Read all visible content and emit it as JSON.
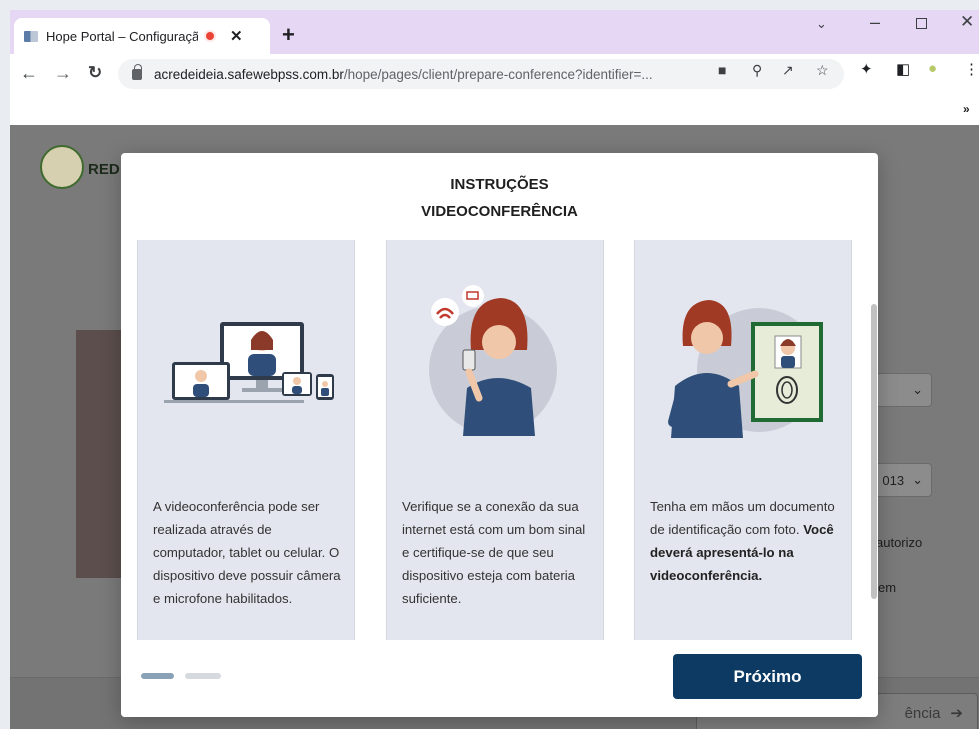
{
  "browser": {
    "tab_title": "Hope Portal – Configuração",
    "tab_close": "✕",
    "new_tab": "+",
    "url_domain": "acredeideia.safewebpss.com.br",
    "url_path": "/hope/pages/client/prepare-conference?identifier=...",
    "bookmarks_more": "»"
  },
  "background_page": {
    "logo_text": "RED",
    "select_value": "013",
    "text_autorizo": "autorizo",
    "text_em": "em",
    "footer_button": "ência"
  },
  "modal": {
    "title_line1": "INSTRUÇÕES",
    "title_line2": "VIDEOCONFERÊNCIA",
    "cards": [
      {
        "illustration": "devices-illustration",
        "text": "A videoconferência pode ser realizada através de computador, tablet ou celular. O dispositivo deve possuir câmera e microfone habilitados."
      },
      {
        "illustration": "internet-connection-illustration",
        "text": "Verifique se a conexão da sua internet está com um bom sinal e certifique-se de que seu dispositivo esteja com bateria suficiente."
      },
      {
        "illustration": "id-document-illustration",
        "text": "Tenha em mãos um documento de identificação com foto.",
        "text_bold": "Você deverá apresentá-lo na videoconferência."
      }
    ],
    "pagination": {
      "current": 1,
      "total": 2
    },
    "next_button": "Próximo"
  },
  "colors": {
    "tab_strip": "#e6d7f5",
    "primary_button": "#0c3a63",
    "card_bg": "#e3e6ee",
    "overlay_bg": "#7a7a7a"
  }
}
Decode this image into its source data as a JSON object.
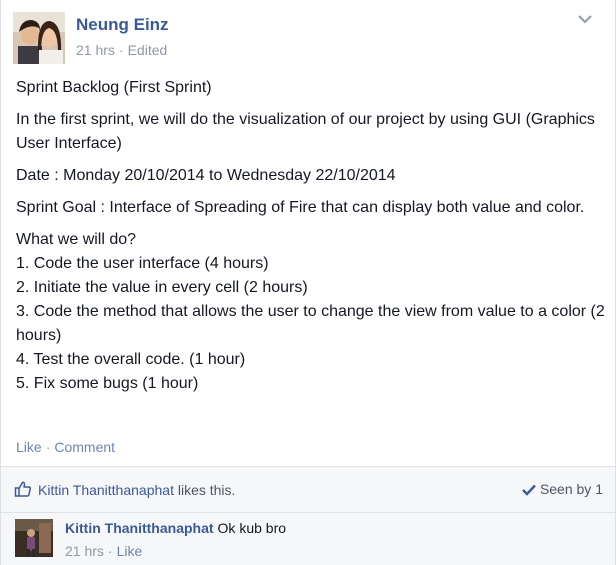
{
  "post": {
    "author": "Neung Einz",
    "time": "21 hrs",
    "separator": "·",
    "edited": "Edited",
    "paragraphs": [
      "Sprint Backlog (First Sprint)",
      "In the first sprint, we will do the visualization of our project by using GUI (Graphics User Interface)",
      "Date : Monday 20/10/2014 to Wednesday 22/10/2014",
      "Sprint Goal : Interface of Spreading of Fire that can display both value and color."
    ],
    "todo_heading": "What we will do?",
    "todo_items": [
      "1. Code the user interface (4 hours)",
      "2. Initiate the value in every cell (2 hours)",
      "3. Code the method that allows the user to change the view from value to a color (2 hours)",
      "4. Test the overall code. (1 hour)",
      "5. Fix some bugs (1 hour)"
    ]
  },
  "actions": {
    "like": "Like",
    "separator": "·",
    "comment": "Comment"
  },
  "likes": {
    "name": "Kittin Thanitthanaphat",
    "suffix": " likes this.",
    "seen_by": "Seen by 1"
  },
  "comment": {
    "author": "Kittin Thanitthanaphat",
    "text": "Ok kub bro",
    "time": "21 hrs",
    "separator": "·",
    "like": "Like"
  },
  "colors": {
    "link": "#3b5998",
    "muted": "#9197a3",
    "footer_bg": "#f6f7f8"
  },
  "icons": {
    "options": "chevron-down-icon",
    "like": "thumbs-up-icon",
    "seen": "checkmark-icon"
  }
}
------------------------------------
Repeat every record precisely. Any picture among them stays out of the copy.

Read all visible content and emit it as JSON.
{
  "browser": {
    "tab_title": "Hope Portal – Configuração",
    "tab_close": "✕",
    "new_tab": "+",
    "url_domain": "acredeideia.safewebpss.com.br",
    "url_path": "/hope/pages/client/prepare-conference?identifier=...",
    "bookmarks_more": "»"
  },
  "background_page": {
    "logo_text": "RED",
    "select_value": "013",
    "text_autorizo": "autorizo",
    "text_em": "em",
    "footer_button": "ência"
  },
  "modal": {
    "title_line1": "INSTRUÇÕES",
    "title_line2": "VIDEOCONFERÊNCIA",
    "cards": [
      {
        "illustration": "devices-illustration",
        "text": "A videoconferência pode ser realizada através de computador, tablet ou celular. O dispositivo deve possuir câmera e microfone habilitados."
      },
      {
        "illustration": "internet-connection-illustration",
        "text": "Verifique se a conexão da sua internet está com um bom sinal e certifique-se de que seu dispositivo esteja com bateria suficiente."
      },
      {
        "illustration": "id-document-illustration",
        "text": "Tenha em mãos um documento de identificação com foto.",
        "text_bold": "Você deverá apresentá-lo na videoconferência."
      }
    ],
    "pagination": {
      "current": 1,
      "total": 2
    },
    "next_button": "Próximo"
  },
  "colors": {
    "tab_strip": "#e6d7f5",
    "primary_button": "#0c3a63",
    "card_bg": "#e3e6ee",
    "overlay_bg": "#7a7a7a"
  }
}
Decode this image into its source data as a JSON object.
{
  "post": {
    "author": "Neung Einz",
    "time": "21 hrs",
    "separator": "·",
    "edited": "Edited",
    "paragraphs": [
      "Sprint Backlog (First Sprint)",
      "In the first sprint, we will do the visualization of our project by using GUI (Graphics User Interface)",
      "Date : Monday 20/10/2014 to Wednesday 22/10/2014",
      "Sprint Goal : Interface of Spreading of Fire that can display both value and color."
    ],
    "todo_heading": "What we will do?",
    "todo_items": [
      "1. Code the user interface (4 hours)",
      "2. Initiate the value in every cell (2 hours)",
      "3. Code the method that allows the user to change the view from value to a color (2 hours)",
      "4. Test the overall code. (1 hour)",
      "5. Fix some bugs (1 hour)"
    ]
  },
  "actions": {
    "like": "Like",
    "separator": "·",
    "comment": "Comment"
  },
  "likes": {
    "name": "Kittin Thanitthanaphat",
    "suffix": " likes this.",
    "seen_by": "Seen by 1"
  },
  "comment": {
    "author": "Kittin Thanitthanaphat",
    "text": "Ok kub bro",
    "time": "21 hrs",
    "separator": "·",
    "like": "Like"
  },
  "colors": {
    "link": "#3b5998",
    "muted": "#9197a3",
    "footer_bg": "#f6f7f8"
  },
  "icons": {
    "options": "chevron-down-icon",
    "like": "thumbs-up-icon",
    "seen": "checkmark-icon"
  }
}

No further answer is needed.